_Written problem_. The exercise asks you to copy every line below in which "Abstand" appears.

Stored data entries
== == ==

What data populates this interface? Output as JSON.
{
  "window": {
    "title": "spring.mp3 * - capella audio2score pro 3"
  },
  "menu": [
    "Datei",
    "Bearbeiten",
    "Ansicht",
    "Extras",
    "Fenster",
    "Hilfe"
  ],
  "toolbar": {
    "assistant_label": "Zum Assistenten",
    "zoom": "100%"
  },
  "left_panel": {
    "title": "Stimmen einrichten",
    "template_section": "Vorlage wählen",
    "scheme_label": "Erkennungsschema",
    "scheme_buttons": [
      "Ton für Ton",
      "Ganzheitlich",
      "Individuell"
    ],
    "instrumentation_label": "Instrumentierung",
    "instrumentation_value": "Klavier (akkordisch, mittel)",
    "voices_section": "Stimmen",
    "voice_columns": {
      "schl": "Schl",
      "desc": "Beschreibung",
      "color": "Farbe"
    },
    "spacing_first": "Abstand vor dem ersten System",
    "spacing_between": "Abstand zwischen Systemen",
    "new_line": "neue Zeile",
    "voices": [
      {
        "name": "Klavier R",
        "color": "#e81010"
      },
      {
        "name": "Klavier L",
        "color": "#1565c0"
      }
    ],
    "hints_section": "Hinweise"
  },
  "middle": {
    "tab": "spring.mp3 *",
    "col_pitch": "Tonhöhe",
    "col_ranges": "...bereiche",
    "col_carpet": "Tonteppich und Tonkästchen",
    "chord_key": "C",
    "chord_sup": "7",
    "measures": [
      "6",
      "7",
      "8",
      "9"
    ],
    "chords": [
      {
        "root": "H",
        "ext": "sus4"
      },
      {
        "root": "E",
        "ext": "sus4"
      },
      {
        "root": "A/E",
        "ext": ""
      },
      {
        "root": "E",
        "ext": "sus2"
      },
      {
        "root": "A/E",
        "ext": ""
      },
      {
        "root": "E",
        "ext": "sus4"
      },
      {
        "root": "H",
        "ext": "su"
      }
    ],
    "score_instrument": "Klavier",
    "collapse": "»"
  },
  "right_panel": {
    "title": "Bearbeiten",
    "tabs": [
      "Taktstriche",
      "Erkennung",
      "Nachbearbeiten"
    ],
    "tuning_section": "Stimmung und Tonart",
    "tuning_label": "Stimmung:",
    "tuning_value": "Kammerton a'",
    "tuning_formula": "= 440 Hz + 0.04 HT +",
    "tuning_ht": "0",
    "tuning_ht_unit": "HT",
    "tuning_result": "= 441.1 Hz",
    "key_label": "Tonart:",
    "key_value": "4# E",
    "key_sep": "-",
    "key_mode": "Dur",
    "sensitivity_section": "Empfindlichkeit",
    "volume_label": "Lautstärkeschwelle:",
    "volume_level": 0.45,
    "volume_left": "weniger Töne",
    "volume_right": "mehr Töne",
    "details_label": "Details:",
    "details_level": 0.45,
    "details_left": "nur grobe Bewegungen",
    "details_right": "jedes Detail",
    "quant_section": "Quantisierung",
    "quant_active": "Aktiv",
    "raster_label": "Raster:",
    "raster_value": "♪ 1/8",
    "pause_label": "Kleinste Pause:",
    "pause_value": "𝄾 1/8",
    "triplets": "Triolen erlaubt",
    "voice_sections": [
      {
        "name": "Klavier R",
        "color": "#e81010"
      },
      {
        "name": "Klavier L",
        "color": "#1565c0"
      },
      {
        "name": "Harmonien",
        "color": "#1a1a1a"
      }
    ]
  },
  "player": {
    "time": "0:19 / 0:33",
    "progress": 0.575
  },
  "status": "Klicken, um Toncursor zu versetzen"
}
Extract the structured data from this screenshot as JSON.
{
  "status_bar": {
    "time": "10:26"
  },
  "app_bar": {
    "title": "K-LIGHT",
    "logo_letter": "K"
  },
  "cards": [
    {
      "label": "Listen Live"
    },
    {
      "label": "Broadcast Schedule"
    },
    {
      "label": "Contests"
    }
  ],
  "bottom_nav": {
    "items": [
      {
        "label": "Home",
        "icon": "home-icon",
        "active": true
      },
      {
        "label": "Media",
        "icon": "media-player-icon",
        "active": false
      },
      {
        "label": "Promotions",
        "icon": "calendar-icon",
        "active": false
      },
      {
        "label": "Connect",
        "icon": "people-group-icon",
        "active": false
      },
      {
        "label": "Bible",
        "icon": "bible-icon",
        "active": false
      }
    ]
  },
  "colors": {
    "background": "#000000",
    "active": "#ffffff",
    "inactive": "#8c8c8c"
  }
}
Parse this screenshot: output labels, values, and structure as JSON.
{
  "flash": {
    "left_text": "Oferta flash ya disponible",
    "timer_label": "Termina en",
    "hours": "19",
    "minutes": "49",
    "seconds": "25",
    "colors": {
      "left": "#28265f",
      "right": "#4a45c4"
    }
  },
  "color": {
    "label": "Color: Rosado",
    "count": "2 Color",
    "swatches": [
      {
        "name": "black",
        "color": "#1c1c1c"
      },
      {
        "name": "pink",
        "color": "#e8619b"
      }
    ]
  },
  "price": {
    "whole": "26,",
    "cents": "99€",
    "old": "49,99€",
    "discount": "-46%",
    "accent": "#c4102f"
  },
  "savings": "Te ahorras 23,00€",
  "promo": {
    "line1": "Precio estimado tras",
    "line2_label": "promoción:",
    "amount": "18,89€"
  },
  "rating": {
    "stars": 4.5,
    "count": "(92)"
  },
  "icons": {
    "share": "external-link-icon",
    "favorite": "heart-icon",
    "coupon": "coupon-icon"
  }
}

== == ==

_Right answer_.
    "spacing_first": "Abstand vor dem ersten System",
    "spacing_between": "Abstand zwischen Systemen",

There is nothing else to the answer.